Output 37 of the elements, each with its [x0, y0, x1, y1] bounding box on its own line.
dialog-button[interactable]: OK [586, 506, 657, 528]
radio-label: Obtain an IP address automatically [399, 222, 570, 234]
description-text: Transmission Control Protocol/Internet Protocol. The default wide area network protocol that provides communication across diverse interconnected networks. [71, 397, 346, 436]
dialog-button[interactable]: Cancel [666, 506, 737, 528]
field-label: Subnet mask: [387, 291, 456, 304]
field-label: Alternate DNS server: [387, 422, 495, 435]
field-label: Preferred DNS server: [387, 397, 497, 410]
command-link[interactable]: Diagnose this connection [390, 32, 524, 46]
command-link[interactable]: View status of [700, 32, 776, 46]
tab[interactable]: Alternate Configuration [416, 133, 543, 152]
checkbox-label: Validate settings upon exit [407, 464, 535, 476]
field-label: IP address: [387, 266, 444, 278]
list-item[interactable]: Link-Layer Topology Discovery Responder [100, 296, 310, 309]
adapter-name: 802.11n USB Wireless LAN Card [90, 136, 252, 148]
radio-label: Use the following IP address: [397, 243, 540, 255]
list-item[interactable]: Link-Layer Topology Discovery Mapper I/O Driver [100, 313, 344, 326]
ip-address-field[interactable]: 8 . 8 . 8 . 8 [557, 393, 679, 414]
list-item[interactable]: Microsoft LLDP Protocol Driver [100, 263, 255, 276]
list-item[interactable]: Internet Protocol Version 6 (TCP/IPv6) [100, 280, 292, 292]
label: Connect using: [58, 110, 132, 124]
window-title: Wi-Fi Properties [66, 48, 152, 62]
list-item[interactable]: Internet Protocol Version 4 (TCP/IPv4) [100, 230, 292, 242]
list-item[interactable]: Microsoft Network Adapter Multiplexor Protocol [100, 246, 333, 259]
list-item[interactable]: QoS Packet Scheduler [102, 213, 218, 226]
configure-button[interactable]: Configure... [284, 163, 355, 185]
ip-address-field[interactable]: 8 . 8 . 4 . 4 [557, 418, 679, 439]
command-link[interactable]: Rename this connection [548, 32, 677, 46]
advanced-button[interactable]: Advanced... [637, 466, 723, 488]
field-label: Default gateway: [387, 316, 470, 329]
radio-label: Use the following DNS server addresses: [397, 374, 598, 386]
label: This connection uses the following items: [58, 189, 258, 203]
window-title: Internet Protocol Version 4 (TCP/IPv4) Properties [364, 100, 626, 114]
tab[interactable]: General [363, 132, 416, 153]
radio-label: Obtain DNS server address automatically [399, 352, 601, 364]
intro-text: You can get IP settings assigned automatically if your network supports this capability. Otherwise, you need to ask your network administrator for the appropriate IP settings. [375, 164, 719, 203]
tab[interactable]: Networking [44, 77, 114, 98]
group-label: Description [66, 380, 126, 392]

━━━

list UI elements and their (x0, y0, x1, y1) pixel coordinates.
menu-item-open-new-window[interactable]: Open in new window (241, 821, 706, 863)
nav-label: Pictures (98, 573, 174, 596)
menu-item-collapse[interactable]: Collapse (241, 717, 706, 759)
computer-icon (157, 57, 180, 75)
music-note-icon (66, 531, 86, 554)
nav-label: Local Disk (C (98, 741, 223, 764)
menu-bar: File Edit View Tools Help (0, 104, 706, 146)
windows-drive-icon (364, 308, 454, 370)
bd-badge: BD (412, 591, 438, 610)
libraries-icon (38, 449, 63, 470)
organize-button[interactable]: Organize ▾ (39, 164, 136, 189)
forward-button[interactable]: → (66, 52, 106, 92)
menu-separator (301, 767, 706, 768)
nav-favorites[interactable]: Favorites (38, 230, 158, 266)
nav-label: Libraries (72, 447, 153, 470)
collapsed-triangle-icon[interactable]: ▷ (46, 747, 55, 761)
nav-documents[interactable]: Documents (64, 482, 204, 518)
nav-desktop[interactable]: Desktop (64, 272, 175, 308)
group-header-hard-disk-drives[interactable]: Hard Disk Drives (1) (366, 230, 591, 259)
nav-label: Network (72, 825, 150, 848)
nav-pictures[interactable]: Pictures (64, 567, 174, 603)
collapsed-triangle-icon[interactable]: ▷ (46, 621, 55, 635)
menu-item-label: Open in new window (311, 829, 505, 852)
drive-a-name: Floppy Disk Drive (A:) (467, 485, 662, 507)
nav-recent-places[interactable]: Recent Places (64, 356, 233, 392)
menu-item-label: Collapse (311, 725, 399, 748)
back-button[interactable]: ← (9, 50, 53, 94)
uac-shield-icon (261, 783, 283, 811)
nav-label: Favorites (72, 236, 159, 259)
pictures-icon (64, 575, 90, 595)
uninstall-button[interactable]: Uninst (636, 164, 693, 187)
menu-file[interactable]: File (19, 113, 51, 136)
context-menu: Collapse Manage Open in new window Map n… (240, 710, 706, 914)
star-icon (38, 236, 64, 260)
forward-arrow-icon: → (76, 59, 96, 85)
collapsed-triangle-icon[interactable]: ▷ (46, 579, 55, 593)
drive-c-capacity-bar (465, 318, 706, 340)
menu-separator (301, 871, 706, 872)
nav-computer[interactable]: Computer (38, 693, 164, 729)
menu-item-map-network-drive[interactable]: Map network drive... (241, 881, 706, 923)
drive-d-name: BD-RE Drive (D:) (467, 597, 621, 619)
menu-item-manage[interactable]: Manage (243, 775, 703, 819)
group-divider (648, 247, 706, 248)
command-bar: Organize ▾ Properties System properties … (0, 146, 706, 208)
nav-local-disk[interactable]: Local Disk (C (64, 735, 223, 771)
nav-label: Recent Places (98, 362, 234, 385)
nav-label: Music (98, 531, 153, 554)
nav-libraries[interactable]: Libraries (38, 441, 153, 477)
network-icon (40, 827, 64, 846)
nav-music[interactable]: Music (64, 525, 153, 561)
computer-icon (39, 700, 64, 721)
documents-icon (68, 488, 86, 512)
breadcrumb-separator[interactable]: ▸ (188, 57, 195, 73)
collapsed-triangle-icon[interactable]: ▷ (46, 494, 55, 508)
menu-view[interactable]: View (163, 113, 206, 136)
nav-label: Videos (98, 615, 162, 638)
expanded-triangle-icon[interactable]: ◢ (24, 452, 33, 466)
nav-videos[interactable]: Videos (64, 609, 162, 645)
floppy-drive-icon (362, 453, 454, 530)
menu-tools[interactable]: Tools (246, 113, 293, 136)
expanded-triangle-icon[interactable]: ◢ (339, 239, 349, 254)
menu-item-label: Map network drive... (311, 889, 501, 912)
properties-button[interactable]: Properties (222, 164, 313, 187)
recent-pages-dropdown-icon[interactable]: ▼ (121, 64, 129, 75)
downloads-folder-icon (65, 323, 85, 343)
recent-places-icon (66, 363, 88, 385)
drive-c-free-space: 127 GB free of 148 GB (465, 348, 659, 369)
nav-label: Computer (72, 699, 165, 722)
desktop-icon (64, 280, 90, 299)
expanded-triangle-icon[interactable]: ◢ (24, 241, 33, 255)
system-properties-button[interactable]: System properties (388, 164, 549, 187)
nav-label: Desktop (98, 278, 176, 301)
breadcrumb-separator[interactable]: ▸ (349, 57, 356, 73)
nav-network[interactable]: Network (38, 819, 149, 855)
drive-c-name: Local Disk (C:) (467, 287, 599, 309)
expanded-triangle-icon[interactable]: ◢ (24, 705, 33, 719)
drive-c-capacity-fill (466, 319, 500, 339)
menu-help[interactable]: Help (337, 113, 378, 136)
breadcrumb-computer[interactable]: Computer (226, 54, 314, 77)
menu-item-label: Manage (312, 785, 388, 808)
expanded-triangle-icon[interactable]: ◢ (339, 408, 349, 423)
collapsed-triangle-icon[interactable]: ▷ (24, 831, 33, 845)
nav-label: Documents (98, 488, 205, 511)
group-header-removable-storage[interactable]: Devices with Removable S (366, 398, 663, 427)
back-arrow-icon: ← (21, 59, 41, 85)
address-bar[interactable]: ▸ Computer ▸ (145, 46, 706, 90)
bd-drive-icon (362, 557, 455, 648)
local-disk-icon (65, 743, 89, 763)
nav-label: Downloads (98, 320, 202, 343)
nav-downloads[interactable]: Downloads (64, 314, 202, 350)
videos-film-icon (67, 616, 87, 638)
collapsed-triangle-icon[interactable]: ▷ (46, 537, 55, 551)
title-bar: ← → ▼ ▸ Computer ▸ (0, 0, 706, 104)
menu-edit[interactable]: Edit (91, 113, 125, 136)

━━━

List each line above that contains the word "elements".

▶ _THE RESULT_
Output 37 of the elements, each with its [x0, y0, x1, y1] bounding box on its own line.
list UI elements and their (x0, y0, x1, y1) pixel coordinates.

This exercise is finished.